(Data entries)
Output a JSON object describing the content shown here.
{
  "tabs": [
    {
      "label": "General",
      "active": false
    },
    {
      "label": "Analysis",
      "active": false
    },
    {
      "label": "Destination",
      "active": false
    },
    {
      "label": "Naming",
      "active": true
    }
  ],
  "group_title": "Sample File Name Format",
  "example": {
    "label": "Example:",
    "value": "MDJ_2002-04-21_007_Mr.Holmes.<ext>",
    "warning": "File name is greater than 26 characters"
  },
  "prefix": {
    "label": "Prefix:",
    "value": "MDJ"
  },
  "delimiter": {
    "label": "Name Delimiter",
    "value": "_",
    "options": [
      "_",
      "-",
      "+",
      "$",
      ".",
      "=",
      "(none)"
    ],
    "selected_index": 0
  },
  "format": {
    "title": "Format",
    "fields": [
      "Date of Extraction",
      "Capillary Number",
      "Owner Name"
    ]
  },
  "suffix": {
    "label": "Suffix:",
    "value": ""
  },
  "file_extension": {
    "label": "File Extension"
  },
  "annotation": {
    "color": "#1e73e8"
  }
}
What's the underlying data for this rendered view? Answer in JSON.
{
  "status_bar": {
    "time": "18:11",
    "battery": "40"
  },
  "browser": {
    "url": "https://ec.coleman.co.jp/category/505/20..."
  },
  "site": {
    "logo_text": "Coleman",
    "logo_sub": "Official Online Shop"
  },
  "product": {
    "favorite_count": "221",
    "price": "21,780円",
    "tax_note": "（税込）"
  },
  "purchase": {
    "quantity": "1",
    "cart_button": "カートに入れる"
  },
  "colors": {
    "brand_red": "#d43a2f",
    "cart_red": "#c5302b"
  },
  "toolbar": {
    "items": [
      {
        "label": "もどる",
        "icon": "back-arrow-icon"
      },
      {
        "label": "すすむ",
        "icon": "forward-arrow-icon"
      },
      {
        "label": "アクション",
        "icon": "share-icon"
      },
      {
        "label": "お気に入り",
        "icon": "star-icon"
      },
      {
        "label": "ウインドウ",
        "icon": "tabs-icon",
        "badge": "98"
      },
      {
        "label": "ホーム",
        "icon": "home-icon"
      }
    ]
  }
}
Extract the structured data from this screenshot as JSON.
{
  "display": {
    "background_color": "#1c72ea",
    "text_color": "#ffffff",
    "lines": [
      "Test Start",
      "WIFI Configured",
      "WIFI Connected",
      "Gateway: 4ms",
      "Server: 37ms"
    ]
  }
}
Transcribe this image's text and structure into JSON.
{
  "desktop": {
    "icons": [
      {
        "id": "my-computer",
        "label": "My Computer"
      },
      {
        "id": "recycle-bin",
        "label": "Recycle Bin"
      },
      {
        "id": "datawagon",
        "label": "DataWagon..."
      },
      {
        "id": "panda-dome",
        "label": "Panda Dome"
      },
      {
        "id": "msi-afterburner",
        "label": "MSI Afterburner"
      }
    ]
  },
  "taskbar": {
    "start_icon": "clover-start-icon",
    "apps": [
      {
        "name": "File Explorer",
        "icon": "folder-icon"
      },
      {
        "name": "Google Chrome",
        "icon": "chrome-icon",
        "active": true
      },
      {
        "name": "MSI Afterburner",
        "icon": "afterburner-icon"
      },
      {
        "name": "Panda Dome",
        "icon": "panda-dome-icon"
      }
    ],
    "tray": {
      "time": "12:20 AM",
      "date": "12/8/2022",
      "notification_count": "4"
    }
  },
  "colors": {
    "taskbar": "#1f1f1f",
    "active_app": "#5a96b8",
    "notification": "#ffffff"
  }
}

§ **GOAL**: Only a number is needed: how many lines of the material above contain "value"?

§ **RESPONSE FOR THIS EXERCISE**: 4